[What is asked]:
According to the passage on media convergence, which two companies joined in the first big media merger of 2000?

[Page]:

►

15

Media convergence and the future

This book is about television news, but any prospective or working journalist will probably also be using the web regularly anyway, for both research and for writing content. The Internet’s ever-increasing value and profound social and economic impact have established it as the central information tool in our time. Yet television journalists, at least until early 2000, saw the web only as another information tool rather than a medium in its own right. It was only with the first big media merger – when America Online (AOL) linked with Time Warner in 2000 – that business knew for sure that the Internet would dominate home and business information and communication. Sound and vision news, movies, the web, e-commerce and e-mail would all converge. The traditional media companies like Time Warner (which included CNN) were desperate to get a foothold on the Net. The Internet companies like AOL had the opposite problem of not having much content to put onto it. Such relationships, as business consultants would say, were a perfect fit.

Television journalists should know that the Net and the web are not strictly the same thing. The World Wide Web (www) is the popular multimedia branch of the Internet. On the web, users can view not just text but also graphics, sound, video, and hyperlinks to other media or documents. As with the rest of the Internet, people can use the web to locate, read, and download documents stored on computer systems around the world. Television news can be broadcast through the web and the sound and vision quality are getting better all the time.

◄

(Element box data)
►

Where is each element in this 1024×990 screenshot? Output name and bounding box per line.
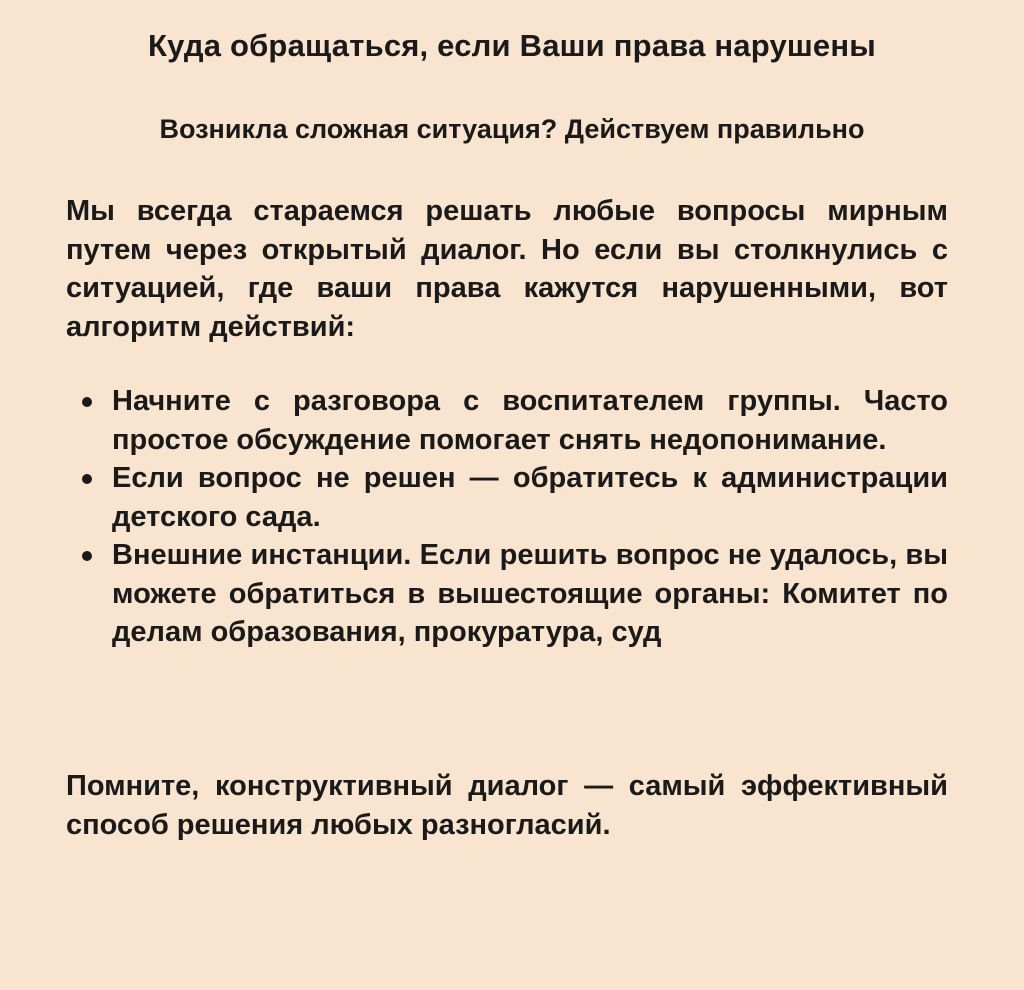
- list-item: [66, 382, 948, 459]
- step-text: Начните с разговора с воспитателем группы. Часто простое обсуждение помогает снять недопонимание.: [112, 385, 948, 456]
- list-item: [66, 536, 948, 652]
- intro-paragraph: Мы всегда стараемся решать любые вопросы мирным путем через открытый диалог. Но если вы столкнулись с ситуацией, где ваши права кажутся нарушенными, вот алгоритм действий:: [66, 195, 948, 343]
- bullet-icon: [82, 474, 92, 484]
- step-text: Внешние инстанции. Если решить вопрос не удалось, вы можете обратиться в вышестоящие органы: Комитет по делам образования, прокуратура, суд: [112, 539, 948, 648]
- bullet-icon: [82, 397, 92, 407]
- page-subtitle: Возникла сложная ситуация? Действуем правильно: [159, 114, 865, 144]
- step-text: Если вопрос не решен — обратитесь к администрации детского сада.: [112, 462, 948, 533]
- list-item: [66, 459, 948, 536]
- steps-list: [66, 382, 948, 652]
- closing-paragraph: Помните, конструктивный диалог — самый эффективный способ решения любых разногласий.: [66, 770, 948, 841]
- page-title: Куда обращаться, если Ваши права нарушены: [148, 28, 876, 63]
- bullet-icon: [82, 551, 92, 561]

◄
►

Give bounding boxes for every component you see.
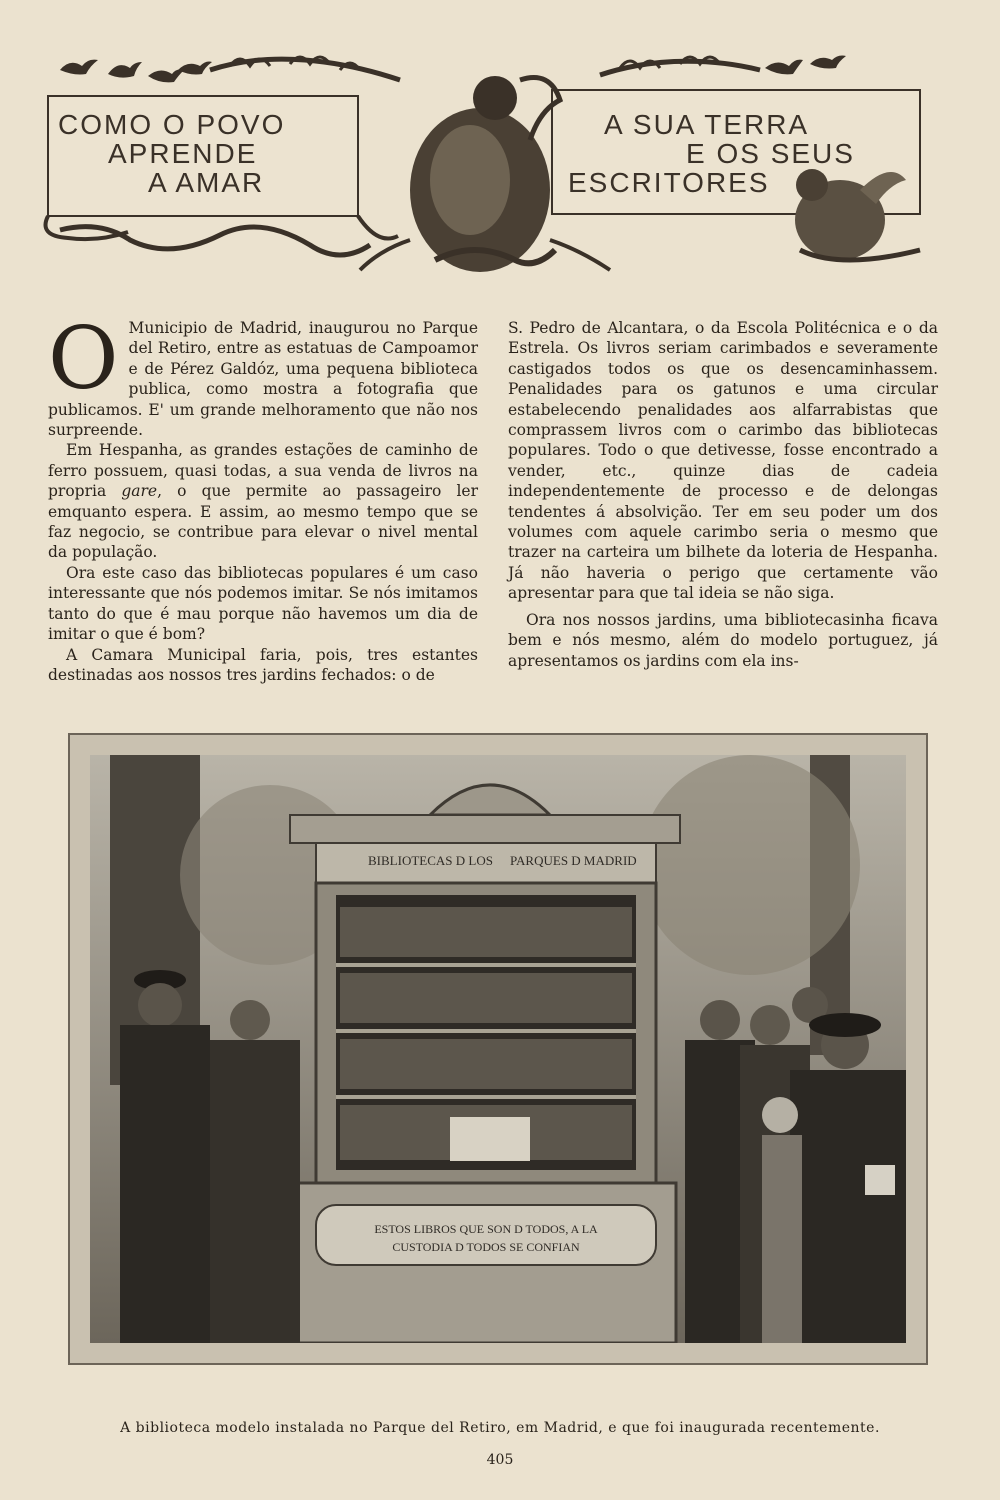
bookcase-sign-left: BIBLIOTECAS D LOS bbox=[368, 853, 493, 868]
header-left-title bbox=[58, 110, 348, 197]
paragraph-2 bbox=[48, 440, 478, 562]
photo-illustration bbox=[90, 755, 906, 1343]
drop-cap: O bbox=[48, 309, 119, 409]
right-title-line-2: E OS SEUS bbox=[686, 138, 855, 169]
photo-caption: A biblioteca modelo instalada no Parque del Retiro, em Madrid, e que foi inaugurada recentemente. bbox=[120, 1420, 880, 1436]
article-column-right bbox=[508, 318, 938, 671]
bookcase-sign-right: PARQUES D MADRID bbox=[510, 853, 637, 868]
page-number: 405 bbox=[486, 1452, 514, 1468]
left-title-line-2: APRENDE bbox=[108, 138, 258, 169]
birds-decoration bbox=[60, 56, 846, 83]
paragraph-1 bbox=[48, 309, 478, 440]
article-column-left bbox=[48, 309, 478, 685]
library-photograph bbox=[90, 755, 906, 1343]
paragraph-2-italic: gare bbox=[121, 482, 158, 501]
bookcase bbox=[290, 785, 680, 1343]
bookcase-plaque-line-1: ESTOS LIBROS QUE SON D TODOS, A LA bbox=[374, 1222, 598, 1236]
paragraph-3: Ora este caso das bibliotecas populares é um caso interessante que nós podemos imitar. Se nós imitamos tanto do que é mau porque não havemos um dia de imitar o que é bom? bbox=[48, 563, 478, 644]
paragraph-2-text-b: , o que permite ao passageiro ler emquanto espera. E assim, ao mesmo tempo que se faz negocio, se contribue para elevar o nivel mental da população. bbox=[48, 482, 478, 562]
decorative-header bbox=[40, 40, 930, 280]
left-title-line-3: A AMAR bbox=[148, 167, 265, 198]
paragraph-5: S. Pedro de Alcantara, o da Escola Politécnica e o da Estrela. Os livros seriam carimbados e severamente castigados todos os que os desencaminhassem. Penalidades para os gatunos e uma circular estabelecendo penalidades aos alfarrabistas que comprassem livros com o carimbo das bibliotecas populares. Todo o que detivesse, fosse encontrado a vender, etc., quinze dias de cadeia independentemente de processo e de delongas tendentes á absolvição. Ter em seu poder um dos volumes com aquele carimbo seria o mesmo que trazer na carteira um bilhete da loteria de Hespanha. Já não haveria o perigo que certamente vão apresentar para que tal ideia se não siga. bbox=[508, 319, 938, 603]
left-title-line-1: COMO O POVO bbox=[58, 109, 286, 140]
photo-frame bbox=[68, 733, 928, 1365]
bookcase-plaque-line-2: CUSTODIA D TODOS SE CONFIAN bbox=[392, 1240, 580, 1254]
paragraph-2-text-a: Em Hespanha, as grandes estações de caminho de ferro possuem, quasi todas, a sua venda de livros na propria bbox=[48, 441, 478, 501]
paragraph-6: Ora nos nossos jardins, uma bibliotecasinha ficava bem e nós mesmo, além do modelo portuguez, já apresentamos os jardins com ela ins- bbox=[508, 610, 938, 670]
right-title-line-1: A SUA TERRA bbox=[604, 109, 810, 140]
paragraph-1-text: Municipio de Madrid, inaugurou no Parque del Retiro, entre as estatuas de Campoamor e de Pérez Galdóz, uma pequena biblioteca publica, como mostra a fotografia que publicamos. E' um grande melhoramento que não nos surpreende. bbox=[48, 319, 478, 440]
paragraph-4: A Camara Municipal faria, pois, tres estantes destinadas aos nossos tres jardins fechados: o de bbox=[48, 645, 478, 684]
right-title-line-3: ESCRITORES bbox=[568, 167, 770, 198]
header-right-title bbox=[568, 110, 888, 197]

◄

[Written answer]:
America Online (AOL) and Time Warner.